Given entries.
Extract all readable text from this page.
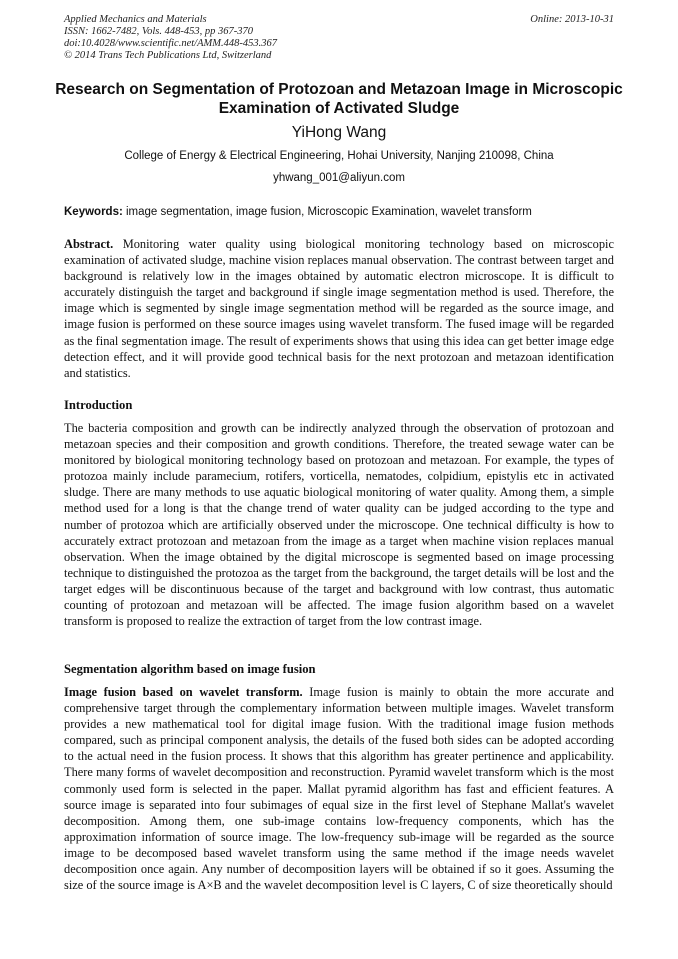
Applied Mechanics and Materials
ISSN: 1662-7482, Vols. 448-453, pp 367-370
doi:10.4028/www.scientific.net/AMM.448-453.367
© 2014 Trans Tech Publications Ltd, Switzerland
Online: 2013-10-31
Research on Segmentation of Protozoan and Metazoan Image in Microscopic Examination of Activated Sludge
YiHong Wang
College of Energy & Electrical Engineering, Hohai University, Nanjing 210098, China
yhwang_001@aliyun.com
Keywords: image segmentation, image fusion, Microscopic Examination, wavelet transform
Abstract. Monitoring water quality using biological monitoring technology based on microscopic examination of activated sludge, machine vision replaces manual observation. The contrast between target and background is relatively low in the images obtained by automatic electron microscope. It is difficult to accurately distinguish the target and background if single image segmentation method is used. Therefore, the image which is segmented by single image segmentation method will be regarded as the source image, and image fusion is performed on these source images using wavelet transform. The fused image will be regarded as the final segmentation image. The result of experiments shows that using this idea can get better image edge detection effect, and it will provide good technical basis for the next protozoan and metazoan identification and statistics.
Introduction
The bacteria composition and growth can be indirectly analyzed through the observation of protozoan and metazoan species and their composition and growth conditions. Therefore, the treated sewage water can be monitored by biological monitoring technology based on protozoan and metazoan. For example, the types of protozoa mainly include paramecium, rotifers, vorticella, nematodes, colpidium, epistylis etc in activated sludge. There are many methods to use aquatic biological monitoring of water quality. Among them, a simple method used for a long is that the change trend of water quality can be judged according to the type and number of protozoa which are artificially observed under the microscope. One technical difficulty is how to accurately extract protozoan and metazoan from the image as a target when machine vision replaces manual observation. When the image obtained by the digital microscope is segmented based on image processing technique to distinguished the protozoa as the target from the background, the target details will be lost and the target edges will be discontinuous because of the target and background with low contrast, thus automatic counting of protozoan and metazoan will be affected. The image fusion algorithm based on a wavelet transform is proposed to realize the extraction of target from the low contrast image.
Segmentation algorithm based on image fusion
Image fusion based on wavelet transform. Image fusion is mainly to obtain the more accurate and comprehensive target through the complementary information between multiple images. Wavelet transform provides a new mathematical tool for digital image fusion. With the traditional image fusion methods compared, such as principal component analysis, the details of the fused both sides can be adopted according to the actual need in the fusion process. It shows that this algorithm has greater pertinence and applicability. There many forms of wavelet decomposition and reconstruction. Pyramid wavelet transform which is the most commonly used form is selected in the paper. Mallat pyramid algorithm has fast and efficient features. A source image is separated into four subimages of equal size in the first level of Stephane Mallat's wavelet decomposition. Among them, one sub-image contains low-frequency components, which has the approximation information of source image. The low-frequency sub-image will be regarded as the source image to be decomposed based wavelet transform using the same method if the image needs wavelet decomposition once again. Any number of decomposition layers will be obtained if so it goes. Assuming the size of the source image is A×B and the wavelet decomposition level is C layers, C of size theoretically should
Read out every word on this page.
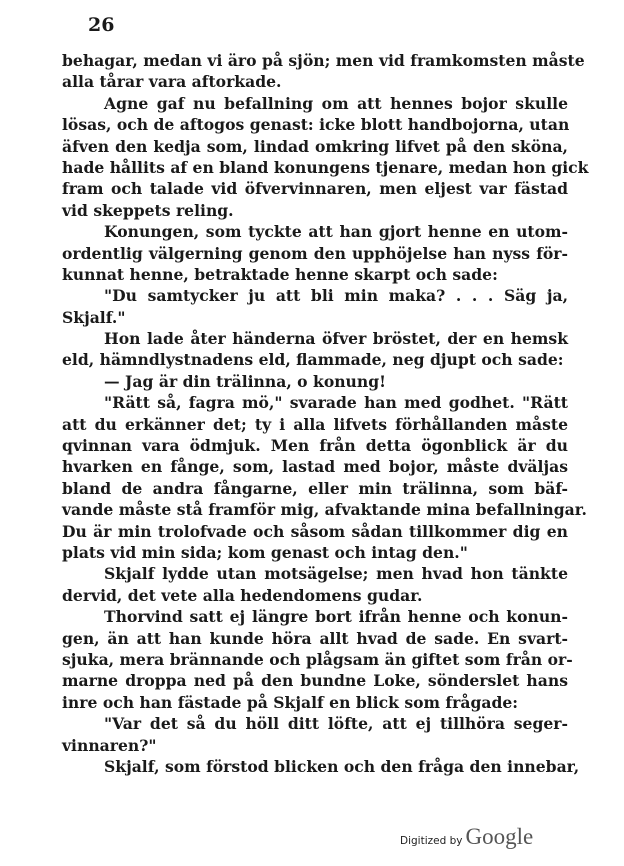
26
behagar, medan vi äro på sjön; men vid framkomsten måste
alla tårar vara aftorkade.
Agne gaf nu befallning om att hennes bojor skulle
lösas, och de aftogos genast: icke blott handbojorna, utan
äfven den kedja som, lindad omkring lifvet på den sköna,
hade hållits af en bland konungens tjenare, medan hon gick
fram och talade vid öfvervinnaren, men eljest var fästad
vid skeppets reling.
Konungen, som tyckte att han gjort henne en utom-
ordentlig välgerning genom den upphöjelse han nyss för-
kunnat henne, betraktade henne skarpt och sade:
"Du samtycker ju att bli min maka? . . . Säg ja,
Skjalf."
Hon lade åter händerna öfver bröstet, der en hemsk
eld, hämndlystnadens eld, flammade, neg djupt och sade:
— Jag är din trälinna, o konung!
"Rätt så, fagra mö," svarade han med godhet. "Rätt
att du erkänner det; ty i alla lifvets förhållanden måste
qvinnan vara ödmjuk. Men från detta ögonblick är du
hvarken en fånge, som, lastad med bojor, måste dväljas
bland de andra fångarne, eller min trälinna, som bäf-
vande måste stå framför mig, afvaktande mina befallningar.
Du är min trolofvade och såsom sådan tillkommer dig en
plats vid min sida; kom genast och intag den."
Skjalf lydde utan motsägelse; men hvad hon tänkte
dervid, det vete alla hedendomens gudar.
Thorvind satt ej längre bort ifrån henne och konun-
gen, än att han kunde höra allt hvad de sade. En svart-
sjuka, mera brännande och plågsam än giftet som från or-
marne droppa ned på den bundne Loke, sönderslet hans
inre och han fästade på Skjalf en blick som frågade:
"Var det så du höll ditt löfte, att ej tillhöra seger-
vinnaren?"
Skjalf, som förstod blicken och den fråga den innebar,
Digitized by Google
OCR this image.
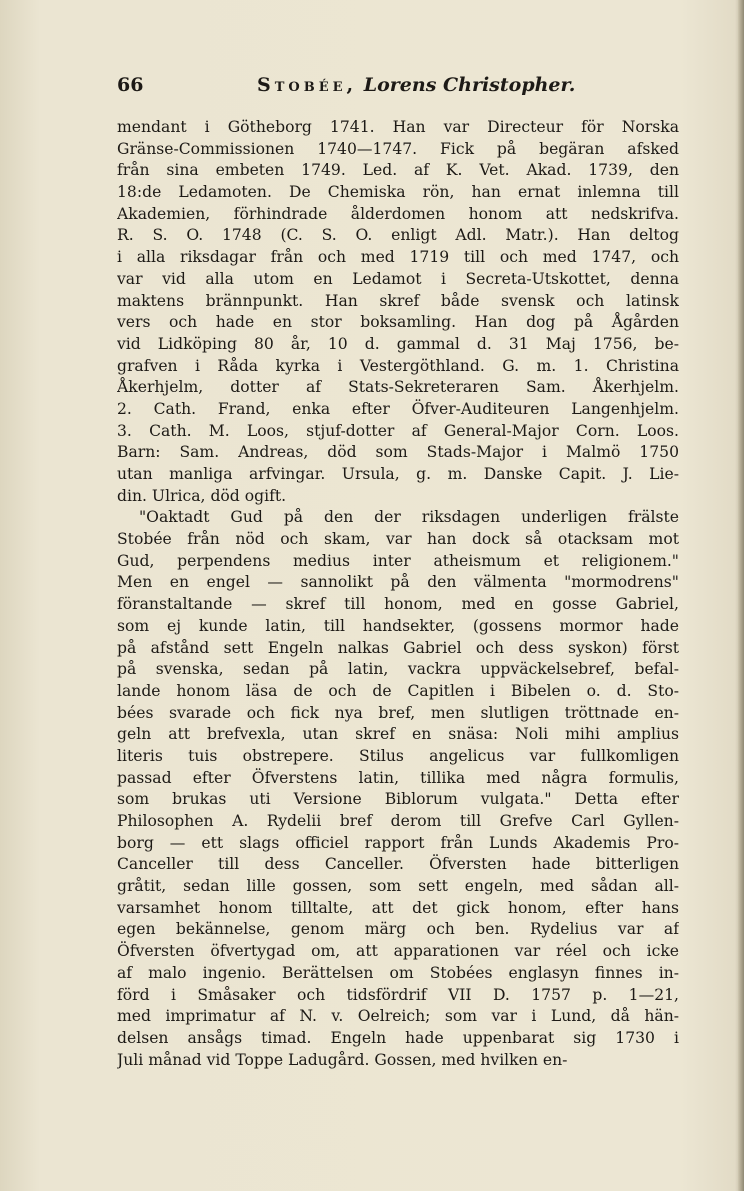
66	Stobée, Lorens Christopher.
mendant i Götheborg 1741. Han var Directeur för Norska
Gränse-Commissionen 1740—1747. Fick på begäran afsked
från sina embeten 1749. Led. af K. Vet. Akad. 1739, den
18:de Ledamoten. De Chemiska rön, han ernat inlemna till
Akademien, förhindrade ålderdomen honom att nedskrifva.
R. S. O. 1748 (C. S. O. enligt Adl. Matr.). Han deltog
i alla riksdagar från och med 1719 till och med 1747, och
var vid alla utom en Ledamot i Secreta-Utskottet, denna
maktens brännpunkt. Han skref både svensk och latinsk
vers och hade en stor boksamling. Han dog på Ågården
vid Lidköping 80 år, 10 d. gammal d. 31 Maj 1756, be-
grafven i Råda kyrka i Vestergöthland. G. m. 1. Christina
Åkerhjelm, dotter af Stats-Sekreteraren Sam. Åkerhjelm.
2. Cath. Frand, enka efter Öfver-Auditeuren Langenhjelm.
3. Cath. M. Loos, stjuf-dotter af General-Major Corn. Loos.
Barn: Sam. Andreas, död som Stads-Major i Malmö 1750
utan manliga arfvingar. Ursula, g. m. Danske Capit. J. Lie-
din. Ulrica, död ogift.
"Oaktadt Gud på den der riksdagen underligen frälste
Stobée från nöd och skam, var han dock så otacksam mot
Gud, perpendens medius inter atheismum et religionem."
Men en engel — sannolikt på den välmenta "mormodrens"
föranstaltande — skref till honom, med en gosse Gabriel,
som ej kunde latin, till handsekter, (gossens mormor hade
på afstånd sett Engeln nalkas Gabriel och dess syskon) först
på svenska, sedan på latin, vackra uppväckelsebref, befal-
lande honom läsa de och de Capitlen i Bibelen o. d. Sto-
bées svarade och fick nya bref, men slutligen tröttnade en-
geln att brefvexla, utan skref en snäsa: Noli mihi amplius
literis tuis obstrepere. Stilus angelicus var fullkomligen
passad efter Öfverstens latin, tillika med några formulis,
som brukas uti Versione Biblorum vulgata." Detta efter
Philosophen A. Rydelii bref derom till Grefve Carl Gyllen-
borg — ett slags officiel rapport från Lunds Akademis Pro-
Canceller till dess Canceller. Öfversten hade bitterligen
gråtit, sedan lille gossen, som sett engeln, med sådan all-
varsamhet honom tilltalte, att det gick honom, efter hans
egen bekännelse, genom märg och ben. Rydelius var af
Öfversten öfvertygad om, att apparationen var réel och icke
af malo ingenio. Berättelsen om Stobées englasyn finnes in-
förd i Småsaker och tidsfördrif VII D. 1757 p. 1—21,
med imprimatur af N. v. Oelreich; som var i Lund, då hän-
delsen ansågs timad. Engeln hade uppenbarat sig 1730 i
Juli månad vid Toppe Ladugård. Gossen, med hvilken en-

What is expected.
A picture-free version of all the records, repeated exactly, is what to return.

Exercise output.
Extract all readable text from this page.
Applied Mechanics and Materials
ISSN: 1662-7482, Vols. 448-453, pp 367-370
doi:10.4028/www.scientific.net/AMM.448-453.367
© 2014 Trans Tech Publications Ltd, Switzerland
Online: 2013-10-31
Research on Segmentation of Protozoan and Metazoan Image in Microscopic Examination of Activated Sludge
YiHong Wang
College of Energy & Electrical Engineering, Hohai University, Nanjing 210098, China
yhwang_001@aliyun.com
Keywords: image segmentation, image fusion, Microscopic Examination, wavelet transform
Abstract. Monitoring water quality using biological monitoring technology based on microscopic examination of activated sludge, machine vision replaces manual observation. The contrast between target and background is relatively low in the images obtained by automatic electron microscope. It is difficult to accurately distinguish the target and background if single image segmentation method is used. Therefore, the image which is segmented by single image segmentation method will be regarded as the source image, and image fusion is performed on these source images using wavelet transform. The fused image will be regarded as the final segmentation image. The result of experiments shows that using this idea can get better image edge detection effect, and it will provide good technical basis for the next protozoan and metazoan identification and statistics.
Introduction
The bacteria composition and growth can be indirectly analyzed through the observation of protozoan and metazoan species and their composition and growth conditions. Therefore, the treated sewage water can be monitored by biological monitoring technology based on protozoan and metazoan. For example, the types of protozoa mainly include paramecium, rotifers, vorticella, nematodes, colpidium, epistylis etc in activated sludge. There are many methods to use aquatic biological monitoring of water quality. Among them, a simple method used for a long is that the change trend of water quality can be judged according to the type and number of protozoa which are artificially observed under the microscope. One technical difficulty is how to accurately extract protozoan and metazoan from the image as a target when machine vision replaces manual observation. When the image obtained by the digital microscope is segmented based on image processing technique to distinguished the protozoa as the target from the background, the target details will be lost and the target edges will be discontinuous because of the target and background with low contrast, thus automatic counting of protozoan and metazoan will be affected. The image fusion algorithm based on a wavelet transform is proposed to realize the extraction of target from the low contrast image.
Segmentation algorithm based on image fusion
Image fusion based on wavelet transform. Image fusion is mainly to obtain the more accurate and comprehensive target through the complementary information between multiple images. Wavelet transform provides a new mathematical tool for digital image fusion. With the traditional image fusion methods compared, such as principal component analysis, the details of the fused both sides can be adopted according to the actual need in the fusion process. It shows that this algorithm has greater pertinence and applicability. There many forms of wavelet decomposition and reconstruction. Pyramid wavelet transform which is the most commonly used form is selected in the paper. Mallat pyramid algorithm has fast and efficient features. A source image is separated into four subimages of equal size in the first level of Stephane Mallat's wavelet decomposition. Among them, one sub-image contains low-frequency components, which has the approximation information of source image. The low-frequency sub-image will be regarded as the source image to be decomposed based wavelet transform using the same method if the image needs wavelet decomposition once again. Any number of decomposition layers will be obtained if so it goes. Assuming the size of the source image is A×B and the wavelet decomposition level is C layers, C of size theoretically should
Read out every word on this page.
26
behagar, medan vi äro på sjön; men vid framkomsten måste
alla tårar vara aftorkade.
Agne gaf nu befallning om att hennes bojor skulle
lösas, och de aftogos genast: icke blott handbojorna, utan
äfven den kedja som, lindad omkring lifvet på den sköna,
hade hållits af en bland konungens tjenare, medan hon gick
fram och talade vid öfvervinnaren, men eljest var fästad
vid skeppets reling.
Konungen, som tyckte att han gjort henne en utom-
ordentlig välgerning genom den upphöjelse han nyss för-
kunnat henne, betraktade henne skarpt och sade:
"Du samtycker ju att bli min maka? . . . Säg ja,
Skjalf."
Hon lade åter händerna öfver bröstet, der en hemsk
eld, hämndlystnadens eld, flammade, neg djupt och sade:
— Jag är din trälinna, o konung!
"Rätt så, fagra mö," svarade han med godhet. "Rätt
att du erkänner det; ty i alla lifvets förhållanden måste
qvinnan vara ödmjuk. Men från detta ögonblick är du
hvarken en fånge, som, lastad med bojor, måste dväljas
bland de andra fångarne, eller min trälinna, som bäf-
vande måste stå framför mig, afvaktande mina befallningar.
Du är min trolofvade och såsom sådan tillkommer dig en
plats vid min sida; kom genast och intag den."
Skjalf lydde utan motsägelse; men hvad hon tänkte
dervid, det vete alla hedendomens gudar.
Thorvind satt ej längre bort ifrån henne och konun-
gen, än att han kunde höra allt hvad de sade. En svart-
sjuka, mera brännande och plågsam än giftet som från or-
marne droppa ned på den bundne Loke, sönderslet hans
inre och han fästade på Skjalf en blick som frågade:
"Var det så du höll ditt löfte, att ej tillhöra seger-
vinnaren?"
Skjalf, som förstod blicken och den fråga den innebar,
Digitized by Google
OCR this image.
66	Stobée, Lorens Christopher.
mendant i Götheborg 1741. Han var Directeur för Norska
Gränse-Commissionen 1740—1747. Fick på begäran afsked
från sina embeten 1749. Led. af K. Vet. Akad. 1739, den
18:de Ledamoten. De Chemiska rön, han ernat inlemna till
Akademien, förhindrade ålderdomen honom att nedskrifva.
R. S. O. 1748 (C. S. O. enligt Adl. Matr.). Han deltog
i alla riksdagar från och med 1719 till och med 1747, och
var vid alla utom en Ledamot i Secreta-Utskottet, denna
maktens brännpunkt. Han skref både svensk och latinsk
vers och hade en stor boksamling. Han dog på Ågården
vid Lidköping 80 år, 10 d. gammal d. 31 Maj 1756, be-
grafven i Råda kyrka i Vestergöthland. G. m. 1. Christina
Åkerhjelm, dotter af Stats-Sekreteraren Sam. Åkerhjelm.
2. Cath. Frand, enka efter Öfver-Auditeuren Langenhjelm.
3. Cath. M. Loos, stjuf-dotter af General-Major Corn. Loos.
Barn: Sam. Andreas, död som Stads-Major i Malmö 1750
utan manliga arfvingar. Ursula, g. m. Danske Capit. J. Lie-
din. Ulrica, död ogift.
"Oaktadt Gud på den der riksdagen underligen frälste
Stobée från nöd och skam, var han dock så otacksam mot
Gud, perpendens medius inter atheismum et religionem."
Men en engel — sannolikt på den välmenta "mormodrens"
föranstaltande — skref till honom, med en gosse Gabriel,
som ej kunde latin, till handsekter, (gossens mormor hade
på afstånd sett Engeln nalkas Gabriel och dess syskon) först
på svenska, sedan på latin, vackra uppväckelsebref, befal-
lande honom läsa de och de Capitlen i Bibelen o. d. Sto-
bées svarade och fick nya bref, men slutligen tröttnade en-
geln att brefvexla, utan skref en snäsa: Noli mihi amplius
literis tuis obstrepere. Stilus angelicus var fullkomligen
passad efter Öfverstens latin, tillika med några formulis,
som brukas uti Versione Biblorum vulgata." Detta efter
Philosophen A. Rydelii bref derom till Grefve Carl Gyllen-
borg — ett slags officiel rapport från Lunds Akademis Pro-
Canceller till dess Canceller. Öfversten hade bitterligen
gråtit, sedan lille gossen, som sett engeln, med sådan all-
varsamhet honom tilltalte, att det gick honom, efter hans
egen bekännelse, genom märg och ben. Rydelius var af
Öfversten öfvertygad om, att apparationen var réel och icke
af malo ingenio. Berättelsen om Stobées englasyn finnes in-
förd i Småsaker och tidsfördrif VII D. 1757 p. 1—21,
med imprimatur af N. v. Oelreich; som var i Lund, då hän-
delsen ansågs timad. Engeln hade uppenbarat sig 1730 i
Juli månad vid Toppe Ladugård. Gossen, med hvilken en-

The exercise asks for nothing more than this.